All records are to be retyped faithfully and completely.
======== Material for this task
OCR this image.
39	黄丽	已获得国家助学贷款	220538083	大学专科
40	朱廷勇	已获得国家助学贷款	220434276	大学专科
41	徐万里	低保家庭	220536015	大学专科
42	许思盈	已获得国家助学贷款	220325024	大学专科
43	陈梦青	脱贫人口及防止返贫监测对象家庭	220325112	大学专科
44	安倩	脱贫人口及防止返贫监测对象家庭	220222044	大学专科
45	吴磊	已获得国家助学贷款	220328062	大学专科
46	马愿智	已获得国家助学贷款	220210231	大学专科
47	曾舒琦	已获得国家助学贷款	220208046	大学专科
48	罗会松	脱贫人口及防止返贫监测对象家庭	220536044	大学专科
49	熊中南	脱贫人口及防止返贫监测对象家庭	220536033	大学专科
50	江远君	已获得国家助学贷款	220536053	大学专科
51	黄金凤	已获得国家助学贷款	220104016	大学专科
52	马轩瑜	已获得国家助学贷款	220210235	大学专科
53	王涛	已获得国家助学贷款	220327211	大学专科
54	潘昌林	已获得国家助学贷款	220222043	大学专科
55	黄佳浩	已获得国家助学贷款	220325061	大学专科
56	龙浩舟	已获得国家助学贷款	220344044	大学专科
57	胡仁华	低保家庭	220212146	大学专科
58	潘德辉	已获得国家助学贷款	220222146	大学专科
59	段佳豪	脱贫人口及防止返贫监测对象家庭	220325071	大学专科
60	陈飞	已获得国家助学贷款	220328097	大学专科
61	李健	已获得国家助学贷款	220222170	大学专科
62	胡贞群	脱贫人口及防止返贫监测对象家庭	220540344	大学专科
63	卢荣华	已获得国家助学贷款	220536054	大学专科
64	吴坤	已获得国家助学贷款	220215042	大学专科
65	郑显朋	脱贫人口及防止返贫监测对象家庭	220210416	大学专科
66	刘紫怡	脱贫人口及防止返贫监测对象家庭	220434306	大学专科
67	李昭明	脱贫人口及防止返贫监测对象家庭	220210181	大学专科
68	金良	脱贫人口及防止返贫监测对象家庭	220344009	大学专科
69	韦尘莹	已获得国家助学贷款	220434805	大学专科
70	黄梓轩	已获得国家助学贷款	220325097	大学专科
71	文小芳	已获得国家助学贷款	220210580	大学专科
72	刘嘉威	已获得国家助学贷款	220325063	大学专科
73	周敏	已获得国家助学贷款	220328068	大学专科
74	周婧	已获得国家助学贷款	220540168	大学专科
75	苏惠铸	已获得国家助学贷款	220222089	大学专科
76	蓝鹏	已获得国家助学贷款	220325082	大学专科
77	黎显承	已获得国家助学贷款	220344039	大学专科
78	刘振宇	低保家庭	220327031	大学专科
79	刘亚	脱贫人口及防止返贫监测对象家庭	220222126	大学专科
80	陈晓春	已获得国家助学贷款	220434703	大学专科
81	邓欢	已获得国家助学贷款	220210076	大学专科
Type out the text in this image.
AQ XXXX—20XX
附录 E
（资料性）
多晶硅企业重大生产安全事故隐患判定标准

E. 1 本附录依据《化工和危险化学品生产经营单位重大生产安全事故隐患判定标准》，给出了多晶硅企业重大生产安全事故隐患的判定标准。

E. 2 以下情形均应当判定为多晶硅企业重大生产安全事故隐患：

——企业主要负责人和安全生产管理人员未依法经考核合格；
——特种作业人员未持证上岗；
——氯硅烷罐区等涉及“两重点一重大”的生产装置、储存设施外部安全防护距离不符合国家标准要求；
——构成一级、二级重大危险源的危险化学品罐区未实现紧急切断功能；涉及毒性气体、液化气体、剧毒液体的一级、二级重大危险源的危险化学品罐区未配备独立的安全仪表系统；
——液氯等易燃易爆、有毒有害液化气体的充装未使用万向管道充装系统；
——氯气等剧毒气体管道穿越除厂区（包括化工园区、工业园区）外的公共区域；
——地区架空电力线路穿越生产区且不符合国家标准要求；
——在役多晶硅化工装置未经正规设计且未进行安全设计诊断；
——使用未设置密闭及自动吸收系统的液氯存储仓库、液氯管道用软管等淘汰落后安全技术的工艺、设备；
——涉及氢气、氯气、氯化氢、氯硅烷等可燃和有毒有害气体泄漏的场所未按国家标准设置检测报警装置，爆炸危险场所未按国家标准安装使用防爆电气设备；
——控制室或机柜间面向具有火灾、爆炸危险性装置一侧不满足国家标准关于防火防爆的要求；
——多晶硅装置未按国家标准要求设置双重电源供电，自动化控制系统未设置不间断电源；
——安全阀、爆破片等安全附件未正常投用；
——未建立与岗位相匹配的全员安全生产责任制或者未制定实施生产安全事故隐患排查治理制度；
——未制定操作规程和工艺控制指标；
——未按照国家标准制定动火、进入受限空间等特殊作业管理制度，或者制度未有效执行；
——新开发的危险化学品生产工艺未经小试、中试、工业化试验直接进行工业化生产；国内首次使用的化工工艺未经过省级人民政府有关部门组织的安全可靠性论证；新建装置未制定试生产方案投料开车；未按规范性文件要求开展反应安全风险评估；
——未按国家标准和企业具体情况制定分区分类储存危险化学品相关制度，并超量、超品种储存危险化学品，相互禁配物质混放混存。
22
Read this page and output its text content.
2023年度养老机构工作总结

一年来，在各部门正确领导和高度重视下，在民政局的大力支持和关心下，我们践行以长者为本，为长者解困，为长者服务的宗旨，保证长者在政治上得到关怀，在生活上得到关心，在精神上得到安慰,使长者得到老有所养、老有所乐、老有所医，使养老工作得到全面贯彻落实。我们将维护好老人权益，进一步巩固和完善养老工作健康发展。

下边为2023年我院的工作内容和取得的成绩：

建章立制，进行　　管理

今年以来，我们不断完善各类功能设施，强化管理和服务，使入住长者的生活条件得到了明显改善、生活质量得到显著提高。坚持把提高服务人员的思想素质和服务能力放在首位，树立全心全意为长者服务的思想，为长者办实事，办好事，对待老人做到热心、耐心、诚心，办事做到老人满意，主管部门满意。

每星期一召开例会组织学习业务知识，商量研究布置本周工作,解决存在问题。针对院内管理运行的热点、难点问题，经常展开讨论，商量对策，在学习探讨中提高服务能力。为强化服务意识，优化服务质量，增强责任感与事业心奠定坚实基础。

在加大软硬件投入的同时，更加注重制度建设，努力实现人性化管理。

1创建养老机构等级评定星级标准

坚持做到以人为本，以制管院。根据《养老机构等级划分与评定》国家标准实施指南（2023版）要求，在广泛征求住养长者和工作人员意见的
================
Result of this task:
OCR this image.
39	黄丽	已获得国家助学贷款	220538083	大学专科
40	朱廷勇	已获得国家助学贷款	220434276	大学专科
41	徐万里	低保家庭	220536015	大学专科
42	许思盈	已获得国家助学贷款	220325024	大学专科
43	陈梦青	脱贫人口及防止返贫监测对象家庭	220325112	大学专科
44	安倩	脱贫人口及防止返贫监测对象家庭	220222044	大学专科
45	吴磊	已获得国家助学贷款	220328062	大学专科
46	马愿智	已获得国家助学贷款	220210231	大学专科
47	曾舒琦	已获得国家助学贷款	220208046	大学专科
48	罗会松	脱贫人口及防止返贫监测对象家庭	220536044	大学专科
49	熊中南	脱贫人口及防止返贫监测对象家庭	220536033	大学专科
50	江远君	已获得国家助学贷款	220536053	大学专科
51	黄金凤	已获得国家助学贷款	220104016	大学专科
52	马轩瑜	已获得国家助学贷款	220210235	大学专科
53	王涛	已获得国家助学贷款	220327211	大学专科
54	潘昌林	已获得国家助学贷款	220222043	大学专科
55	黄佳浩	已获得国家助学贷款	220325061	大学专科
56	龙浩舟	已获得国家助学贷款	220344044	大学专科
57	胡仁华	低保家庭	220212146	大学专科
58	潘德辉	已获得国家助学贷款	220222146	大学专科
59	段佳豪	脱贫人口及防止返贫监测对象家庭	220325071	大学专科
60	陈飞	已获得国家助学贷款	220328097	大学专科
61	李健	已获得国家助学贷款	220222170	大学专科
62	胡贞群	脱贫人口及防止返贫监测对象家庭	220540344	大学专科
63	卢荣华	已获得国家助学贷款	220536054	大学专科
64	吴坤	已获得国家助学贷款	220215042	大学专科
65	郑显朋	脱贫人口及防止返贫监测对象家庭	220210416	大学专科
66	刘紫怡	脱贫人口及防止返贫监测对象家庭	220434306	大学专科
67	李昭明	脱贫人口及防止返贫监测对象家庭	220210181	大学专科
68	金良	脱贫人口及防止返贫监测对象家庭	220344009	大学专科
69	韦尘莹	已获得国家助学贷款	220434805	大学专科
70	黄梓轩	已获得国家助学贷款	220325097	大学专科
71	文小芳	已获得国家助学贷款	220210580	大学专科
72	刘嘉威	已获得国家助学贷款	220325063	大学专科
73	周敏	已获得国家助学贷款	220328068	大学专科
74	周婧	已获得国家助学贷款	220540168	大学专科
75	苏惠铸	已获得国家助学贷款	220222089	大学专科
76	蓝鹏	已获得国家助学贷款	220325082	大学专科
77	黎显承	已获得国家助学贷款	220344039	大学专科
78	刘振宇	低保家庭	220327031	大学专科
79	刘亚	脱贫人口及防止返贫监测对象家庭	220222126	大学专科
80	陈晓春	已获得国家助学贷款	220434703	大学专科
81	邓欢	已获得国家助学贷款	220210076	大学专科
Type out the text in this image.
AQ XXXX—20XX
附录 E
（资料性）
多晶硅企业重大生产安全事故隐患判定标准

E. 1 本附录依据《化工和危险化学品生产经营单位重大生产安全事故隐患判定标准》，给出了多晶硅企业重大生产安全事故隐患的判定标准。

E. 2 以下情形均应当判定为多晶硅企业重大生产安全事故隐患：

——企业主要负责人和安全生产管理人员未依法经考核合格；
——特种作业人员未持证上岗；
——氯硅烷罐区等涉及“两重点一重大”的生产装置、储存设施外部安全防护距离不符合国家标准要求；
——构成一级、二级重大危险源的危险化学品罐区未实现紧急切断功能；涉及毒性气体、液化气体、剧毒液体的一级、二级重大危险源的危险化学品罐区未配备独立的安全仪表系统；
——液氯等易燃易爆、有毒有害液化气体的充装未使用万向管道充装系统；
——氯气等剧毒气体管道穿越除厂区（包括化工园区、工业园区）外的公共区域；
——地区架空电力线路穿越生产区且不符合国家标准要求；
——在役多晶硅化工装置未经正规设计且未进行安全设计诊断；
——使用未设置密闭及自动吸收系统的液氯存储仓库、液氯管道用软管等淘汰落后安全技术的工艺、设备；
——涉及氢气、氯气、氯化氢、氯硅烷等可燃和有毒有害气体泄漏的场所未按国家标准设置检测报警装置，爆炸危险场所未按国家标准安装使用防爆电气设备；
——控制室或机柜间面向具有火灾、爆炸危险性装置一侧不满足国家标准关于防火防爆的要求；
——多晶硅装置未按国家标准要求设置双重电源供电，自动化控制系统未设置不间断电源；
——安全阀、爆破片等安全附件未正常投用；
——未建立与岗位相匹配的全员安全生产责任制或者未制定实施生产安全事故隐患排查治理制度；
——未制定操作规程和工艺控制指标；
——未按照国家标准制定动火、进入受限空间等特殊作业管理制度，或者制度未有效执行；
——新开发的危险化学品生产工艺未经小试、中试、工业化试验直接进行工业化生产；国内首次使用的化工工艺未经过省级人民政府有关部门组织的安全可靠性论证；新建装置未制定试生产方案投料开车；未按规范性文件要求开展反应安全风险评估；
——未按国家标准和企业具体情况制定分区分类储存危险化学品相关制度，并超量、超品种储存危险化学品，相互禁配物质混放混存。
22
Read this page and output its text content.
2023年度养老机构工作总结

一年来，在各部门正确领导和高度重视下，在民政局的大力支持和关心下，我们践行以长者为本，为长者解困，为长者服务的宗旨，保证长者在政治上得到关怀，在生活上得到关心，在精神上得到安慰,使长者得到老有所养、老有所乐、老有所医，使养老工作得到全面贯彻落实。我们将维护好老人权益，进一步巩固和完善养老工作健康发展。

下边为2023年我院的工作内容和取得的成绩：

建章立制，进行　　管理

今年以来，我们不断完善各类功能设施，强化管理和服务，使入住长者的生活条件得到了明显改善、生活质量得到显著提高。坚持把提高服务人员的思想素质和服务能力放在首位，树立全心全意为长者服务的思想，为长者办实事，办好事，对待老人做到热心、耐心、诚心，办事做到老人满意，主管部门满意。

每星期一召开例会组织学习业务知识，商量研究布置本周工作,解决存在问题。针对院内管理运行的热点、难点问题，经常展开讨论，商量对策，在学习探讨中提高服务能力。为强化服务意识，优化服务质量，增强责任感与事业心奠定坚实基础。

在加大软硬件投入的同时，更加注重制度建设，努力实现人性化管理。

1创建养老机构等级评定星级标准

坚持做到以人为本，以制管院。根据《养老机构等级划分与评定》国家标准实施指南（2023版）要求，在广泛征求住养长者和工作人员意见的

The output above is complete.